• _Given request_
Please render these lines as a Markdown table with the columns No. and Line, numbering each row and skipping blank lines. Leave the pictures out of the table.

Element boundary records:
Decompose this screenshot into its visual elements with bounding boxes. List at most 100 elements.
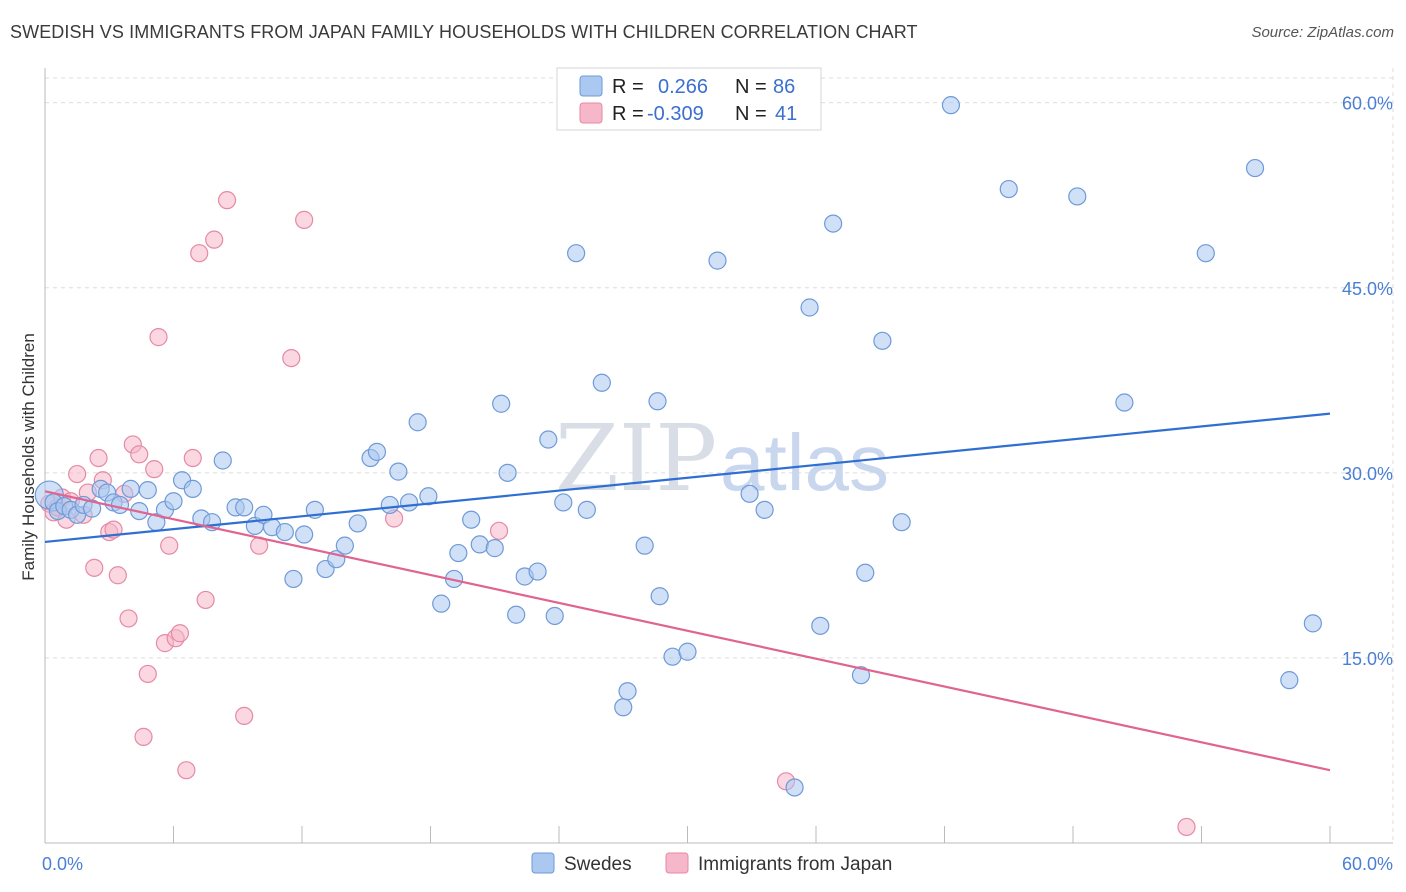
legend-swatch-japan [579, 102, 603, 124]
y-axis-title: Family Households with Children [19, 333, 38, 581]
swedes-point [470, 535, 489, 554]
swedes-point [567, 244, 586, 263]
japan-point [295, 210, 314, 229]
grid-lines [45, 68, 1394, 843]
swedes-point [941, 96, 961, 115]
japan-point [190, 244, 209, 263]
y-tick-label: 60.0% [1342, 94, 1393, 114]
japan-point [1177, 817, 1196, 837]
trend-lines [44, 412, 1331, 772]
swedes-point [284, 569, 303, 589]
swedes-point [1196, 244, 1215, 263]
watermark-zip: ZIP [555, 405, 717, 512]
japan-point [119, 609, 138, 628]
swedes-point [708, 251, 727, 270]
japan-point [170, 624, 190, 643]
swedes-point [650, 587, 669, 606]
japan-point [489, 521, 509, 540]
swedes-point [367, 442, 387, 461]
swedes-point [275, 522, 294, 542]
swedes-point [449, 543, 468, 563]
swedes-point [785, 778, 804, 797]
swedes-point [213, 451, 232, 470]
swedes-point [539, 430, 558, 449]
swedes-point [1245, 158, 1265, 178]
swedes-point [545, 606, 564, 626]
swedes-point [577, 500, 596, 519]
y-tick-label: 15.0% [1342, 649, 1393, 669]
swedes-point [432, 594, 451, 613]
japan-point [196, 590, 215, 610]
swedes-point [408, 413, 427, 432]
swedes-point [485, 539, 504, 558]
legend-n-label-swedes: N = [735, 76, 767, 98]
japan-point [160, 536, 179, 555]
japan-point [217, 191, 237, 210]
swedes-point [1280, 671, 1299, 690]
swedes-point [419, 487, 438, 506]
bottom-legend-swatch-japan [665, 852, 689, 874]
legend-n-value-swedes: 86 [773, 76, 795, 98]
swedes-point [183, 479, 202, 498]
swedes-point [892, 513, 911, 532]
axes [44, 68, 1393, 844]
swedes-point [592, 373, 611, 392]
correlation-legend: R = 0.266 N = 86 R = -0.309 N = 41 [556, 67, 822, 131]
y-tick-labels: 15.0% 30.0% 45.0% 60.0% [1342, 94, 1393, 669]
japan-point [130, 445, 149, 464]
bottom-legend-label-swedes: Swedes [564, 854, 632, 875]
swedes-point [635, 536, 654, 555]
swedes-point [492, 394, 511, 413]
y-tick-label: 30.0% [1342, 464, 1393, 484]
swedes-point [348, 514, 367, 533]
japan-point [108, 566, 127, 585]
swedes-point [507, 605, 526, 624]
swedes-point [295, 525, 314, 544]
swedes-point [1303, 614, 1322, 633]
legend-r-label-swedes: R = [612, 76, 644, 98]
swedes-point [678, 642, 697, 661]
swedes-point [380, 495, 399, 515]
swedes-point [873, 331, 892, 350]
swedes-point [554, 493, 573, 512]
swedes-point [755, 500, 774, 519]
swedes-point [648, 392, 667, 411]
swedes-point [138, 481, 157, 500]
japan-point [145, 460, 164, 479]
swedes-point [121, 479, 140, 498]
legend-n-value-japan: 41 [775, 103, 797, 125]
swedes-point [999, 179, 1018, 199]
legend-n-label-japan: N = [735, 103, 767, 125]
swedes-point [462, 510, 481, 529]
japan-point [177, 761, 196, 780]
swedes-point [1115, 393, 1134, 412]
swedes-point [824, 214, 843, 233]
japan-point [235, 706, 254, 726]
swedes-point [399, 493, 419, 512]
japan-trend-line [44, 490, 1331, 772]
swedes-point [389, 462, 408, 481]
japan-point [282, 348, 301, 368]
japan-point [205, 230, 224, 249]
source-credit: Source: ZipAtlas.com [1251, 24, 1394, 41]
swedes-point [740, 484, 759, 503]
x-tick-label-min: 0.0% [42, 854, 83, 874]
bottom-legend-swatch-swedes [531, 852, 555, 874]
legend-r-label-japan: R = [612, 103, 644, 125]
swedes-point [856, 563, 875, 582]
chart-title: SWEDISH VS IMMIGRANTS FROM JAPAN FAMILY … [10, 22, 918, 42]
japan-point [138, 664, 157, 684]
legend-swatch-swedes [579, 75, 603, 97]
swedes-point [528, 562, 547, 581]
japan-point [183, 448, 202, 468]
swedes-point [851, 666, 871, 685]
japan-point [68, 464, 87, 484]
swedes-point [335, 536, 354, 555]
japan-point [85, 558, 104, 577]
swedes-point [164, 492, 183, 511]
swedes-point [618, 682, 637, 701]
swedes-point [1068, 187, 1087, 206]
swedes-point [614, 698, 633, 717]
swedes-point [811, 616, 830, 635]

• _Expected output_
| No. | Line |
|---|---|
| 1 | Decompose this screenshot into its visual elements with bounding boxes. List at most 100 elements. |
| 2 | legend-swatch-japan [579, 102, 603, 124] |
| 3 | y-axis-title: Family Households with Children [19, 333, 38, 581] |
| 4 | swedes-point [470, 535, 489, 554] |
| 5 | swedes-point [567, 244, 586, 263] |
| 6 | japan-point [295, 210, 314, 229] |
| 7 | grid-lines [45, 68, 1394, 843] |
| 8 | swedes-point [941, 96, 961, 115] |
| 9 | japan-point [190, 244, 209, 263] |
| 10 | y-tick-label: 60.0% [1342, 94, 1393, 114] |
| 11 | japan-point [1177, 817, 1196, 837] |
| 12 | trend-lines [44, 412, 1331, 772] |
| 13 | swedes-point [284, 569, 303, 589] |
| 14 | swedes-point [1196, 244, 1215, 263] |
| 15 | watermark-zip: ZIP [555, 405, 717, 512] |
| 16 | japan-point [119, 609, 138, 628] |
| 17 | swedes-point [708, 251, 727, 270] |
| 18 | japan-point [170, 624, 190, 643] |
| 19 | swedes-point [650, 587, 669, 606] |
| 20 | japan-point [489, 521, 509, 540] |
| 21 | swedes-point [367, 442, 387, 461] |
| 22 | swedes-point [275, 522, 294, 542] |
| 23 | swedes-point [449, 543, 468, 563] |
| 24 | swedes-point [785, 778, 804, 797] |
| 25 | swedes-point [213, 451, 232, 470] |
| 26 | swedes-point [539, 430, 558, 449] |
| 27 | swedes-point [1245, 158, 1265, 178] |
| 28 | swedes-point [545, 606, 564, 626] |
| 29 | swedes-point [577, 500, 596, 519] |
| 30 | y-tick-label: 15.0% [1342, 649, 1393, 669] |
| 31 | swedes-point [432, 594, 451, 613] |
| 32 | japan-point [196, 590, 215, 610] |
| 33 | swedes-point [408, 413, 427, 432] |
| 34 | swedes-point [485, 539, 504, 558] |
| 35 | legend-n-label-swedes: N = [735, 76, 767, 98] |
| 36 | japan-point [160, 536, 179, 555] |
| 37 | japan-point [217, 191, 237, 210] |
| 38 | swedes-point [1280, 671, 1299, 690] |
| 39 | swedes-point [419, 487, 438, 506] |
| 40 | bottom-legend-swatch-japan [665, 852, 689, 874] |
| 41 | legend-n-value-swedes: 86 [773, 76, 795, 98] |
| 42 | swedes-point [183, 479, 202, 498] |
| 43 | swedes-point [892, 513, 911, 532] |
| 44 | axes [44, 68, 1393, 844] |
| 45 | swedes-point [592, 373, 611, 392] |
| 46 | correlation-legend: R = 0.266 N = 86 R = -0.309 N = 41 [556, 67, 822, 131] |
| 47 | y-tick-labels: 15.0% 30.0% 45.0% 60.0% [1342, 94, 1393, 669] |
| 48 | japan-point [130, 445, 149, 464] |
| 49 | bottom-legend-label-swedes: Swedes [564, 854, 632, 875] |
| 50 | swedes-point [635, 536, 654, 555] |
| 51 | swedes-point [492, 394, 511, 413] |
| 52 | y-tick-label: 30.0% [1342, 464, 1393, 484] |
| 53 | swedes-point [348, 514, 367, 533] |
| 54 | japan-point [108, 566, 127, 585] |
| 55 | swedes-point [507, 605, 526, 624] |
| 56 | swedes-point [295, 525, 314, 544] |
| 57 | swedes-point [1303, 614, 1322, 633] |
| 58 | legend-r-label-swedes: R = [612, 76, 644, 98] |
| 59 | swedes-point [678, 642, 697, 661] |
| 60 | swedes-point [380, 495, 399, 515] |
| 61 | swedes-point [873, 331, 892, 350] |
| 62 | swedes-point [554, 493, 573, 512] |
| 63 | swedes-point [755, 500, 774, 519] |
| 64 | swedes-point [648, 392, 667, 411] |
| 65 | swedes-point [138, 481, 157, 500] |
| 66 | japan-point [145, 460, 164, 479] |
| 67 | swedes-point [121, 479, 140, 498] |
| 68 | legend-n-value-japan: 41 [775, 103, 797, 125] |
| 69 | swedes-point [999, 179, 1018, 199] |
| 70 | legend-n-label-japan: N = [735, 103, 767, 125] |
| 71 | swedes-point [462, 510, 481, 529] |
| 72 | japan-point [177, 761, 196, 780] |
| 73 | swedes-point [1115, 393, 1134, 412] |
| 74 | swedes-point [824, 214, 843, 233] |
| 75 | japan-point [235, 706, 254, 726] |
| 76 | swedes-point [399, 493, 419, 512] |
| 77 | japan-trend-line [44, 490, 1331, 772] |
| 78 | swedes-point [389, 462, 408, 481] |
| 79 | japan-point [282, 348, 301, 368] |
| 80 | japan-point [205, 230, 224, 249] |
| 81 | source-credit: Source: ZipAtlas.com [1251, 24, 1394, 41] |
| 82 | swedes-point [740, 484, 759, 503] |
| 83 | x-tick-label-min: 0.0% [42, 854, 83, 874] |
| 84 | bottom-legend-swatch-swedes [531, 852, 555, 874] |
| 85 | legend-r-label-japan: R = [612, 103, 644, 125] |
| 86 | swedes-point [856, 563, 875, 582] |
| 87 | chart-title: SWEDISH VS IMMIGRANTS FROM JAPAN FAMILY … [10, 22, 918, 42] |
| 88 | japan-point [138, 664, 157, 684] |
| 89 | legend-swatch-swedes [579, 75, 603, 97] |
| 90 | swedes-point [528, 562, 547, 581] |
| 91 | japan-point [183, 448, 202, 468] |
| 92 | swedes-point [851, 666, 871, 685] |
| 93 | japan-point [68, 464, 87, 484] |
| 94 | swedes-point [335, 536, 354, 555] |
| 95 | japan-point [85, 558, 104, 577] |
| 96 | swedes-point [164, 492, 183, 511] |
| 97 | swedes-point [618, 682, 637, 701] |
| 98 | swedes-point [1068, 187, 1087, 206] |
| 99 | swedes-point [614, 698, 633, 717] |
| 100 | swedes-point [811, 616, 830, 635] |